### REQUIREMENTS
Collect all lines below with the string "true".

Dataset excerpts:
— start —

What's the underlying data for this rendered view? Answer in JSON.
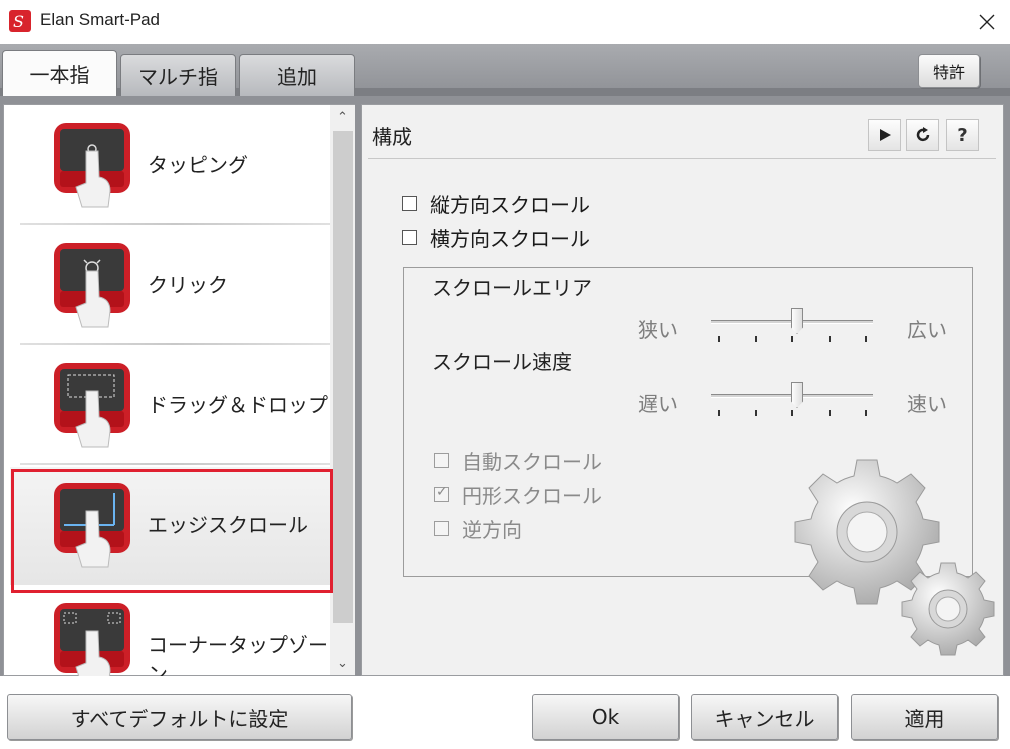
{
  "window": {
    "title": "Elan Smart-Pad",
    "app_icon": "elan-logo-icon",
    "close_icon": "close-icon"
  },
  "tabs": [
    {
      "label": "一本指",
      "active": true
    },
    {
      "label": "マルチ指",
      "active": false
    },
    {
      "label": "追加",
      "active": false
    }
  ],
  "patent_button": "特許",
  "list_items": [
    {
      "label": "タッピング",
      "icon": "tap-gesture-icon"
    },
    {
      "label": "クリック",
      "icon": "click-gesture-icon"
    },
    {
      "label": "ドラッグ＆ドロップ",
      "icon": "drag-drop-gesture-icon"
    },
    {
      "label": "エッジスクロール",
      "icon": "edge-scroll-gesture-icon",
      "selected": true
    },
    {
      "label": "コーナータップゾーン",
      "icon": "corner-tap-gesture-icon"
    }
  ],
  "config": {
    "title": "構成",
    "toolbar": {
      "play_icon": "play-icon",
      "reset_icon": "refresh-icon",
      "help_label": "?"
    },
    "vertical_scroll": {
      "label": "縦方向スクロール",
      "checked": false
    },
    "horizontal_scroll": {
      "label": "横方向スクロール",
      "checked": false
    },
    "scroll_area": {
      "label": "スクロールエリア",
      "min_label": "狭い",
      "max_label": "広い",
      "value": 0.5
    },
    "scroll_speed": {
      "label": "スクロール速度",
      "min_label": "遅い",
      "max_label": "速い",
      "value": 0.5
    },
    "auto_scroll": {
      "label": "自動スクロール",
      "checked": false,
      "enabled": false
    },
    "circular_scroll": {
      "label": "円形スクロール",
      "checked": true,
      "enabled": false
    },
    "reverse": {
      "label": "逆方向",
      "checked": false,
      "enabled": false
    }
  },
  "buttons": {
    "default": "すべてデフォルトに設定",
    "ok": "Ok",
    "cancel": "キャンセル",
    "apply": "適用"
  },
  "colors": {
    "accent_red": "#d8242c",
    "selection_border": "#e02030"
  }
}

— end —

### COMPLETED TASK
      "active": true
      "selected": true
      "checked": true,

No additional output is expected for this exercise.